Problem description » Pick out the lines below that contain the string "Years" and copy them all.

Items from a dataset »
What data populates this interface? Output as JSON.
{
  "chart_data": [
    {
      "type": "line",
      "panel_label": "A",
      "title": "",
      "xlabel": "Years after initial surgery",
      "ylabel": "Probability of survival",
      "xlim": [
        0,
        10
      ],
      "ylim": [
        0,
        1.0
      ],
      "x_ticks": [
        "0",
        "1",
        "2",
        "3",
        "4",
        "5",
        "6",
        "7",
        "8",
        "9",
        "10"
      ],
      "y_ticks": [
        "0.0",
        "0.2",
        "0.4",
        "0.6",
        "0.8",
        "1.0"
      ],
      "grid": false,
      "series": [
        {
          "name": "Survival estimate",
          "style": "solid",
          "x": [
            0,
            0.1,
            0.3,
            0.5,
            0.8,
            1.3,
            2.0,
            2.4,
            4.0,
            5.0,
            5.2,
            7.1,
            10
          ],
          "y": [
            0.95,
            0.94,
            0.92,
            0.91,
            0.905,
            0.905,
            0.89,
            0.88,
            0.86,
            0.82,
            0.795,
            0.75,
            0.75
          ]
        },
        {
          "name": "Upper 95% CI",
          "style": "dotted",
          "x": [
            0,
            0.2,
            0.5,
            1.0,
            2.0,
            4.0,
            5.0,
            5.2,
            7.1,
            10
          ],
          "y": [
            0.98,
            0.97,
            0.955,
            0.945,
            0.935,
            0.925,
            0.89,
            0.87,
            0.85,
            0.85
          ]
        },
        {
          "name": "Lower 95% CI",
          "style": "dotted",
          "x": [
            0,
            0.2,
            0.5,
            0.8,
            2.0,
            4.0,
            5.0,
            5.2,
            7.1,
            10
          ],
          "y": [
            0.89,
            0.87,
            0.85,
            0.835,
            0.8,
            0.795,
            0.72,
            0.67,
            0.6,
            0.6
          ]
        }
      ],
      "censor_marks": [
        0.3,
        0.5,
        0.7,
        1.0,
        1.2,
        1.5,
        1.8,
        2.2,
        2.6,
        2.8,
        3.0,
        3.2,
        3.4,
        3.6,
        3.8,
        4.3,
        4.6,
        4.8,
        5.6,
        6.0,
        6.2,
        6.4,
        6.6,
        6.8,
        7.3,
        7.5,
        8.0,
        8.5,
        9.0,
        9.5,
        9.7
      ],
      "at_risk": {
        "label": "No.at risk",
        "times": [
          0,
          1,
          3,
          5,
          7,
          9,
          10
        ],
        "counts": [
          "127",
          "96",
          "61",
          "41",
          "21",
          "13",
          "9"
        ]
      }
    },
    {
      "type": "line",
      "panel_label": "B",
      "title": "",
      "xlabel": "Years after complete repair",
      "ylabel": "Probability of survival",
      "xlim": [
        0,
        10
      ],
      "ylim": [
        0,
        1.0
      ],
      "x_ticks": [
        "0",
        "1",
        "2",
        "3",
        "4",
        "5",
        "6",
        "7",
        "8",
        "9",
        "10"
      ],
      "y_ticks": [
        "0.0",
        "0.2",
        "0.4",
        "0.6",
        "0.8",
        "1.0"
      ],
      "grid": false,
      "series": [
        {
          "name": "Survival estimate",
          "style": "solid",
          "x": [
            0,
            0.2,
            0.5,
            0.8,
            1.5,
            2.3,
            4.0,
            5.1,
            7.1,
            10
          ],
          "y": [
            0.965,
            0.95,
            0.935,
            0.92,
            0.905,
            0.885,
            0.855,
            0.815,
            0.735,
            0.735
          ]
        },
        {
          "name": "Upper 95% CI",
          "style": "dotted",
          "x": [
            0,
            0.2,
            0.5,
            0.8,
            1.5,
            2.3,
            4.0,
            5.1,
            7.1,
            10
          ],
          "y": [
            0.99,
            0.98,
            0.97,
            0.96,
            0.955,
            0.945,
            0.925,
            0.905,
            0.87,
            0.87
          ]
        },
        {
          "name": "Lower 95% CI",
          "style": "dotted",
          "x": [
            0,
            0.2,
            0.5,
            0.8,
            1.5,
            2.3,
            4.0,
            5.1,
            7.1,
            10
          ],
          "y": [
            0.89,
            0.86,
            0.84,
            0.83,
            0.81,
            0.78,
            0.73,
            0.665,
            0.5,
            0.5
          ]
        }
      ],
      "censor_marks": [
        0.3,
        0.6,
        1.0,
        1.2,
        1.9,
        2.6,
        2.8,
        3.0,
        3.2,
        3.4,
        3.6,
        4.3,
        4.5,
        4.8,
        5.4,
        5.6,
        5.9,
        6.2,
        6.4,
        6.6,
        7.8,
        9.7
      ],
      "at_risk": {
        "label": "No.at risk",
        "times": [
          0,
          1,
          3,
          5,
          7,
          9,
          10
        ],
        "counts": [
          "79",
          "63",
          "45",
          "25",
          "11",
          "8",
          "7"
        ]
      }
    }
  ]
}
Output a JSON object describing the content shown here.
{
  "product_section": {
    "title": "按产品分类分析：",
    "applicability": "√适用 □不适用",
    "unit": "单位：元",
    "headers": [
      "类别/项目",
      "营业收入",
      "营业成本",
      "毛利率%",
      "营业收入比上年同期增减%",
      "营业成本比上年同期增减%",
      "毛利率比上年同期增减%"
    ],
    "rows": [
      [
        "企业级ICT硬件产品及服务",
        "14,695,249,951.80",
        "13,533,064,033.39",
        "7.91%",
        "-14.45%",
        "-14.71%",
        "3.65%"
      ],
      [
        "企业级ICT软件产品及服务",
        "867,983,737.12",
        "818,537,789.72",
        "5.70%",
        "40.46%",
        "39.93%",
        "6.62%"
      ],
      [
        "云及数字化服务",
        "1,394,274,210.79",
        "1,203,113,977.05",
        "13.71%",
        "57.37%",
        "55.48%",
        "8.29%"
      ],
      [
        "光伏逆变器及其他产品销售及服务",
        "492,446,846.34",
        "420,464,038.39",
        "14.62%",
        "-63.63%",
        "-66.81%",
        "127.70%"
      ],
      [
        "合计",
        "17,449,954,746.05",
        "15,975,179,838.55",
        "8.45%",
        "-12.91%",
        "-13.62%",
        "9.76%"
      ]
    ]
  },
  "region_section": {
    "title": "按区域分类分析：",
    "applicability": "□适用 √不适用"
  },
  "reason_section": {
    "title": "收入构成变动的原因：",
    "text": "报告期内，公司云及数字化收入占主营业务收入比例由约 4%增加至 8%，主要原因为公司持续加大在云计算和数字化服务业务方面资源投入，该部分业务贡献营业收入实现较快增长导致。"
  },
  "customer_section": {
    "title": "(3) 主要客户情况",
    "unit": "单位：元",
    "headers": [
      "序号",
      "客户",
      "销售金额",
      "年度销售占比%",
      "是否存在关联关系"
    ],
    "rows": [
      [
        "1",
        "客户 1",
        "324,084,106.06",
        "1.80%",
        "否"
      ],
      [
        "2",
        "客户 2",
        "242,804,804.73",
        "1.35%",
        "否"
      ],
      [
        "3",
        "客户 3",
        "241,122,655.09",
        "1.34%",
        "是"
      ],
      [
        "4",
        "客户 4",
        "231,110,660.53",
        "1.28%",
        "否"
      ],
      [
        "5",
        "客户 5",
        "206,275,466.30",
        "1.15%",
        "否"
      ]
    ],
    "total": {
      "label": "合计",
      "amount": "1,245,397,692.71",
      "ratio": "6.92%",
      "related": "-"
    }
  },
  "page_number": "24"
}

Task solution »
      "xlabel": "Years after initial surgery",
      "xlabel": "Years after complete repair",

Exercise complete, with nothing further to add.